═════ LISTED ENTRIES
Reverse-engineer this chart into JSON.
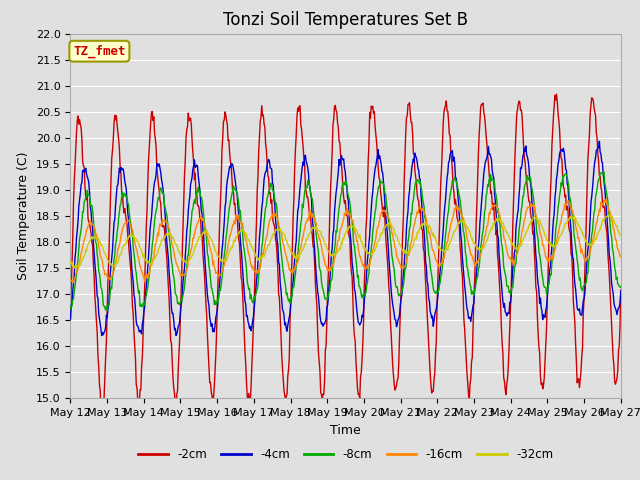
{
  "title": "Tonzi Soil Temperatures Set B",
  "xlabel": "Time",
  "ylabel": "Soil Temperature (C)",
  "ylim": [
    15.0,
    22.0
  ],
  "yticks": [
    15.0,
    15.5,
    16.0,
    16.5,
    17.0,
    17.5,
    18.0,
    18.5,
    19.0,
    19.5,
    20.0,
    20.5,
    21.0,
    21.5,
    22.0
  ],
  "xtick_labels": [
    "May 12",
    "May 13",
    "May 14",
    "May 15",
    "May 16",
    "May 17",
    "May 18",
    "May 19",
    "May 20",
    "May 21",
    "May 22",
    "May 23",
    "May 24",
    "May 25",
    "May 26",
    "May 27"
  ],
  "series_labels": [
    "-2cm",
    "-4cm",
    "-8cm",
    "-16cm",
    "-32cm"
  ],
  "series_colors": [
    "#cc0000",
    "#0000cc",
    "#00aa00",
    "#ff8800",
    "#cccc00"
  ],
  "annotation_text": "TZ_fmet",
  "annotation_color": "#cc0000",
  "annotation_bg": "#ffffcc",
  "annotation_border": "#999900",
  "background_color": "#e0e0e0",
  "grid_color": "#ffffff",
  "title_fontsize": 12,
  "axis_fontsize": 9,
  "tick_fontsize": 8,
  "n_points": 720,
  "amp_2cm": 3.2,
  "amp_4cm": 1.6,
  "amp_8cm": 1.1,
  "amp_16cm": 0.55,
  "amp_32cm": 0.28,
  "base_mean": 17.8,
  "trend": 0.03,
  "phase_2cm": -0.4,
  "phase_4cm": -0.9,
  "phase_8cm": -1.4,
  "phase_16cm": -1.9,
  "phase_32cm": -2.6
}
══════════
▶ **STATED GOAL**
Pictures in the records should not appear in your copy, but everything else must be transcribed exactly.

▶ **RESPONSE**
Reverse-engineer this chart into JSON.
{
  "title": "Tonzi Soil Temperatures Set B",
  "xlabel": "Time",
  "ylabel": "Soil Temperature (C)",
  "ylim": [
    15.0,
    22.0
  ],
  "yticks": [
    15.0,
    15.5,
    16.0,
    16.5,
    17.0,
    17.5,
    18.0,
    18.5,
    19.0,
    19.5,
    20.0,
    20.5,
    21.0,
    21.5,
    22.0
  ],
  "xtick_labels": [
    "May 12",
    "May 13",
    "May 14",
    "May 15",
    "May 16",
    "May 17",
    "May 18",
    "May 19",
    "May 20",
    "May 21",
    "May 22",
    "May 23",
    "May 24",
    "May 25",
    "May 26",
    "May 27"
  ],
  "series_labels": [
    "-2cm",
    "-4cm",
    "-8cm",
    "-16cm",
    "-32cm"
  ],
  "series_colors": [
    "#cc0000",
    "#0000cc",
    "#00aa00",
    "#ff8800",
    "#cccc00"
  ],
  "annotation_text": "TZ_fmet",
  "annotation_color": "#cc0000",
  "annotation_bg": "#ffffcc",
  "annotation_border": "#999900",
  "background_color": "#e0e0e0",
  "grid_color": "#ffffff",
  "title_fontsize": 12,
  "axis_fontsize": 9,
  "tick_fontsize": 8,
  "n_points": 720,
  "amp_2cm": 3.2,
  "amp_4cm": 1.6,
  "amp_8cm": 1.1,
  "amp_16cm": 0.55,
  "amp_32cm": 0.28,
  "base_mean": 17.8,
  "trend": 0.03,
  "phase_2cm": -0.4,
  "phase_4cm": -0.9,
  "phase_8cm": -1.4,
  "phase_16cm": -1.9,
  "phase_32cm": -2.6
}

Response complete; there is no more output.